◆ **Given task**: Read the lines that follow and pick out every one containing the word "compared".

◆ **Recorded data**:
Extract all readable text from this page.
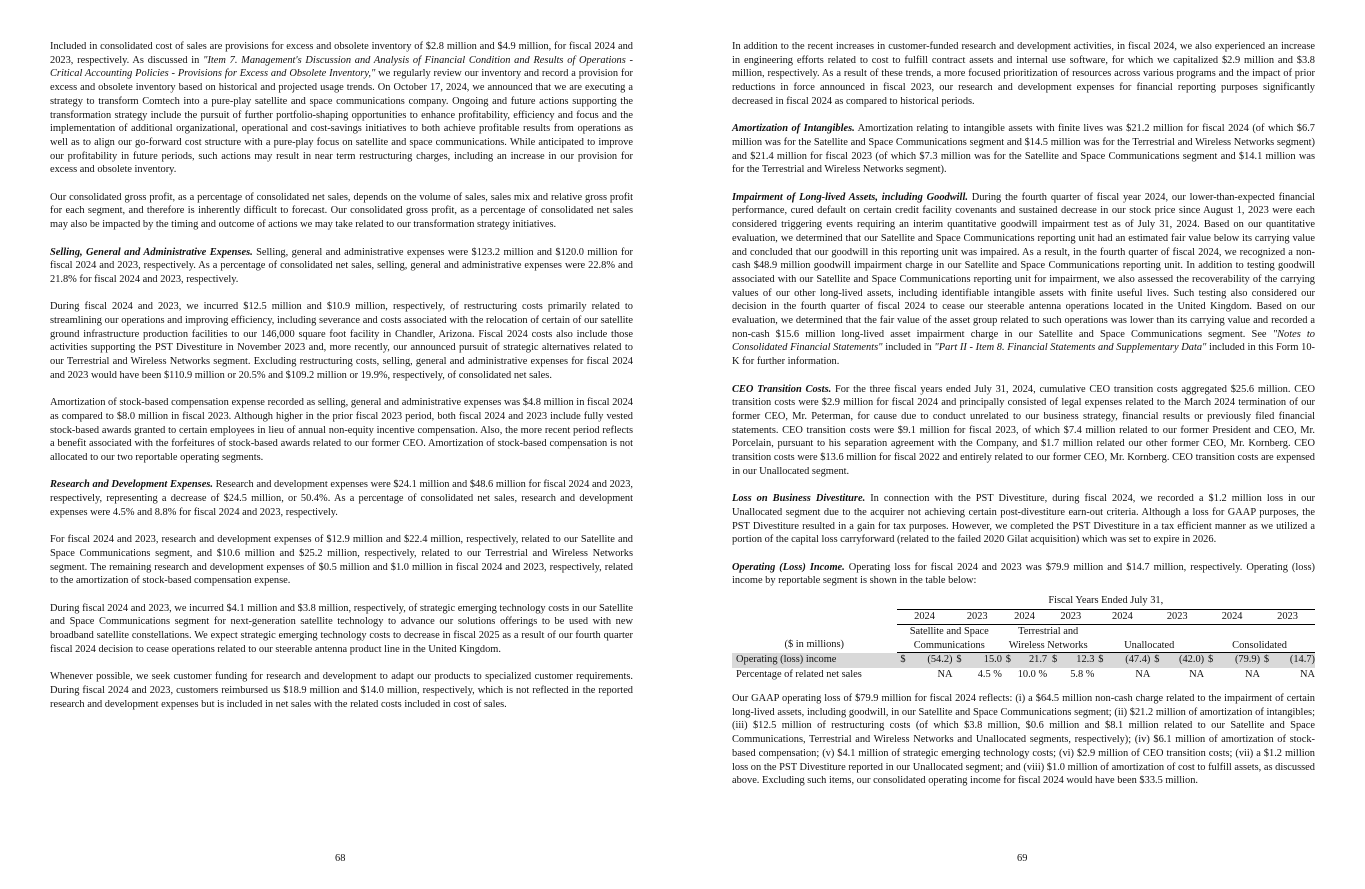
Included in consolidated cost of sales are provisions for excess and obsolete inventory of $2.8 million and $4.9 million, for fiscal 2024 and 2023, respectively. As discussed in "Item 7. Management's Discussion and Analysis of Financial Condition and Results of Operations - Critical Accounting Policies - Provisions for Excess and Obsolete Inventory," we regularly review our inventory and record a provision for excess and obsolete inventory based on historical and projected usage trends. On October 17, 2024, we announced that we are executing a strategy to transform Comtech into a pure-play satellite and space communications company. Ongoing and future actions supporting the transformation strategy include the pursuit of further portfolio-shaping opportunities to enhance profitability, efficiency and focus and the implementation of additional organizational, operational and cost-savings initiatives to both achieve profitable results from operations as well as to align our go-forward cost structure with a pure-play focus on satellite and space communications. While anticipated to improve our profitability in future periods, such actions may result in near term restructuring charges, including an increase in our provision for excess and obsolete inventory.

Our consolidated gross profit, as a percentage of consolidated net sales, depends on the volume of sales, sales mix and relative gross profit for each segment, and therefore is inherently difficult to forecast. Our consolidated gross profit, as a percentage of consolidated net sales may also be impacted by the timing and outcome of actions we may take related to our transformation strategy initiatives.

Selling, General and Administrative Expenses. Selling, general and administrative expenses were $123.2 million and $120.0 million for fiscal 2024 and 2023, respectively. As a percentage of consolidated net sales, selling, general and administrative expenses were 22.8% and 21.8% for fiscal 2024 and 2023, respectively.

During fiscal 2024 and 2023, we incurred $12.5 million and $10.9 million, respectively, of restructuring costs primarily related to streamlining our operations and improving efficiency, including severance and costs associated with the relocation of certain of our satellite ground infrastructure production facilities to our 146,000 square foot facility in Chandler, Arizona. Fiscal 2024 costs also include those activities supporting the PST Divestiture in November 2023 and, more recently, our announced pursuit of strategic alternatives related to our Terrestrial and Wireless Networks segment. Excluding restructuring costs, selling, general and administrative expenses for fiscal 2024 and 2023 would have been $110.9 million or 20.5% and $109.2 million or 19.9%, respectively, of consolidated net sales.

Amortization of stock-based compensation expense recorded as selling, general and administrative expenses was $4.8 million in fiscal 2024 as compared to $8.0 million in fiscal 2023. Although higher in the prior fiscal 2023 period, both fiscal 2024 and 2023 include fully vested stock-based awards granted to certain employees in lieu of annual non-equity incentive compensation. Also, the more recent period reflects a benefit associated with the forfeitures of stock-based awards related to our former CEO. Amortization of stock-based compensation is not allocated to our two reportable operating segments.

Research and Development Expenses. Research and development expenses were $24.1 million and $48.6 million for fiscal 2024 and 2023, respectively, representing a decrease of $24.5 million, or 50.4%. As a percentage of consolidated net sales, research and development expenses were 4.5% and 8.8% for fiscal 2024 and 2023, respectively.

For fiscal 2024 and 2023, research and development expenses of $12.9 million and $22.4 million, respectively, related to our Satellite and Space Communications segment, and $10.6 million and $25.2 million, respectively, related to our Terrestrial and Wireless Networks segment. The remaining research and development expenses of $0.5 million and $1.0 million in fiscal 2024 and 2023, respectively, related to the amortization of stock-based compensation expense.

During fiscal 2024 and 2023, we incurred $4.1 million and $3.8 million, respectively, of strategic emerging technology costs in our Satellite and Space Communications segment for next-generation satellite technology to advance our solutions offerings to be used with new broadband satellite constellations. We expect strategic emerging technology costs to decrease in fiscal 2025 as a result of our fourth quarter fiscal 2024 decision to cease operations related to our steerable antenna product line in the United Kingdom.

Whenever possible, we seek customer funding for research and development to adapt our products to specialized customer requirements. During fiscal 2024 and 2023, customers reimbursed us $18.9 million and $14.0 million, respectively, which is not reflected in the reported research and development expenses but is included in net sales with the related costs included in cost of sales.

68

In addition to the recent increases in customer-funded research and development activities, in fiscal 2024, we also experienced an increase in engineering efforts related to cost to fulfill contract assets and internal use software, for which we capitalized $2.9 million and $3.8 million, respectively. As a result of these trends, a more focused prioritization of resources across various programs and the impact of prior reductions in force announced in fiscal 2023, our research and development expenses for financial reporting purposes significantly decreased in fiscal 2024 as compared to historical periods.

Amortization of Intangibles. Amortization relating to intangible assets with finite lives was $21.2 million for fiscal 2024 (of which $6.7 million was for the Satellite and Space Communications segment and $14.5 million was for the Terrestrial and Wireless Networks segment) and $21.4 million for fiscal 2023 (of which $7.3 million was for the Satellite and Space Communications segment and $14.1 million was for the Terrestrial and Wireless Networks segment).

Impairment of Long-lived Assets, including Goodwill. During the fourth quarter of fiscal year 2024, our lower-than-expected financial performance, cured default on certain credit facility covenants and sustained decrease in our stock price since August 1, 2023 were each considered triggering events requiring an interim quantitative goodwill impairment test as of July 31, 2024. Based on our quantitative evaluation, we determined that our Satellite and Space Communications reporting unit had an estimated fair value below its carrying value and concluded that our goodwill in this reporting unit was impaired. As a result, in the fourth quarter of fiscal 2024, we recognized a non-cash $48.9 million goodwill impairment charge in our Satellite and Space Communications reporting unit. In addition to testing goodwill associated with our Satellite and Space Communications reporting unit for impairment, we also assessed the recoverability of the carrying values of our other long-lived assets, including identifiable intangible assets with finite useful lives. Such testing also considered our decision in the fourth quarter of fiscal 2024 to cease our steerable antenna operations located in the United Kingdom. Based on our evaluation, we determined that the fair value of the asset group related to such operations was lower than its carrying value and recorded a non-cash $15.6 million long-lived asset impairment charge in our Satellite and Space Communications segment. See "Notes to Consolidated Financial Statements" included in "Part II - Item 8. Financial Statements and Supplementary Data" included in this Form 10-K for further information.

CEO Transition Costs. For the three fiscal years ended July 31, 2024, cumulative CEO transition costs aggregated $25.6 million. CEO transition costs were $2.9 million for fiscal 2024 and principally consisted of legal expenses related to the March 2024 termination of our former CEO, Mr. Peterman, for cause due to conduct unrelated to our business strategy, financial results or previously filed financial statements. CEO transition costs were $9.1 million for fiscal 2023, of which $7.4 million related to our former President and CEO, Mr. Porcelain, pursuant to his separation agreement with the Company, and $1.7 million related our other former CEO, Mr. Kornberg. CEO transition costs were $13.6 million for fiscal 2022 and entirely related to our former CEO, Mr. Kornberg. CEO transition costs are expensed in our Unallocated segment.

Loss on Business Divestiture. In connection with the PST Divestiture, during fiscal 2024, we recorded a $1.2 million loss in our Unallocated segment due to the acquirer not achieving certain post-divestiture earn-out criteria. Although a loss for GAAP purposes, the PST Divestiture resulted in a gain for tax purposes. However, we completed the PST Divestiture in a tax efficient manner as we utilized a portion of the capital loss carryforward (related to the failed 2020 Gilat acquisition) which was set to expire in 2026.

Operating (Loss) Income. Operating loss for fiscal 2024 and 2023 was $79.9 million and $14.7 million, respectively. Operating (loss) income by reportable segment is shown in the table below:

	Fiscal Years Ended July 31,															
	2024		2023		2024		2023		2024		2023		2024		2023	
	Satellite and Space				Terrestrial and											
($ in millions)	Communications				Wireless Networks				Unallocated				Consolidated			
Operating (loss) income	$	(54.2)	$	15.0	$	21.7	$	12.3	$	(47.4)	$	(42.0)	$	(79.9)	$	(14.7)
Percentage of related net sales		NA		4.5 %		10.0 %		5.8 %		NA		NA		NA		NA

Our GAAP operating loss of $79.9 million for fiscal 2024 reflects: (i) a $64.5 million non-cash charge related to the impairment of certain long-lived assets, including goodwill, in our Satellite and Space Communications segment; (ii) $21.2 million of amortization of intangibles; (iii) $12.5 million of restructuring costs (of which $3.8 million, $0.6 million and $8.1 million related to our Satellite and Space Communications, Terrestrial and Wireless Networks and Unallocated segments, respectively); (iv) $6.1 million of amortization of stock-based compensation; (v) $4.1 million of strategic emerging technology costs; (vi) $2.9 million of CEO transition costs; (vii) a $1.2 million loss on the PST Divestiture reported in our Unallocated segment; and (viii) $1.0 million of amortization of cost to fulfill assets, as discussed above. Excluding such items, our consolidated operating income for fiscal 2024 would have been $33.5 million.

69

◆ **Final answer**:
Amortization of stock-based compensation expense recorded as selling, general and administrative expenses was $4.8 million in fiscal 2024 as compared to $8.0 million in fiscal 2023. Although higher in the prior fiscal 2023 period, both fiscal 2024 and 2023 include fully vested stock-based awards granted to certain employees in lieu of annual non-equity incentive compensation. Also, the more recent period reflects a benefit associated with the forfeitures of stock-based awards related to our former CEO. Amortization of stock-based compensation is not allocated to our two reportable operating segments.
In addition to the recent increases in customer-funded research and development activities, in fiscal 2024, we also experienced an increase in engineering efforts related to cost to fulfill contract assets and internal use software, for which we capitalized $2.9 million and $3.8 million, respectively. As a result of these trends, a more focused prioritization of resources across various programs and the impact of prior reductions in force announced in fiscal 2023, our research and development expenses for financial reporting purposes significantly decreased in fiscal 2024 as compared to historical periods.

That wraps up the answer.